Collect each line containing "this".

[Data for processing]

━━━

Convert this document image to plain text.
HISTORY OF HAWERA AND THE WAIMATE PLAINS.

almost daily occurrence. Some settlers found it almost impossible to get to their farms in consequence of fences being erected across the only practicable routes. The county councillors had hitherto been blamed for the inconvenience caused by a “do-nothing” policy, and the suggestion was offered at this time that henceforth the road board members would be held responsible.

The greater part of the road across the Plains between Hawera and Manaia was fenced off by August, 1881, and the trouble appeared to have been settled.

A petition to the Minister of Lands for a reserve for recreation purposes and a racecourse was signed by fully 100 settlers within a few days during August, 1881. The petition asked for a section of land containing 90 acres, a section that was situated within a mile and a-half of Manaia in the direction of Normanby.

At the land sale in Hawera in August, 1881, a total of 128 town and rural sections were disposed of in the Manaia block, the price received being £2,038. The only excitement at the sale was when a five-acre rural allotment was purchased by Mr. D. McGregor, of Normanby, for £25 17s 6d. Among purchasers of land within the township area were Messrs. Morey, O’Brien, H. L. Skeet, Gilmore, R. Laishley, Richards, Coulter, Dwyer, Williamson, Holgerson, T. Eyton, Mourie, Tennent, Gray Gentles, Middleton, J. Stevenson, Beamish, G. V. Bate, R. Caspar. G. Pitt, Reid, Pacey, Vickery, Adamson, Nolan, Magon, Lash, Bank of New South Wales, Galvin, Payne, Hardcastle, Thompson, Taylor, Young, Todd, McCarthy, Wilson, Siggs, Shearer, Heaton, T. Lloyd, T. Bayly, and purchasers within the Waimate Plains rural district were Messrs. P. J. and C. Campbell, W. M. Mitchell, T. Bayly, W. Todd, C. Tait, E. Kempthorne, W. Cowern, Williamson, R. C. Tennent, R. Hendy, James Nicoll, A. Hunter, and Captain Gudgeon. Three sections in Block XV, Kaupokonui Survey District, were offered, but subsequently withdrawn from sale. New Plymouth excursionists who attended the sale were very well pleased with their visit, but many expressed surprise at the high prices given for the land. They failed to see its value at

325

━━━

[Answer to the exercise]
Convert this document image to plain text.
almost daily occurrence. Some settlers found it almost impossible to get to their farms in consequence of fences being erected across the only practicable routes. The county councillors had hitherto been blamed for the inconvenience caused by a “do-nothing” policy, and the suggestion was offered at this time that henceforth the road board members would be held responsible.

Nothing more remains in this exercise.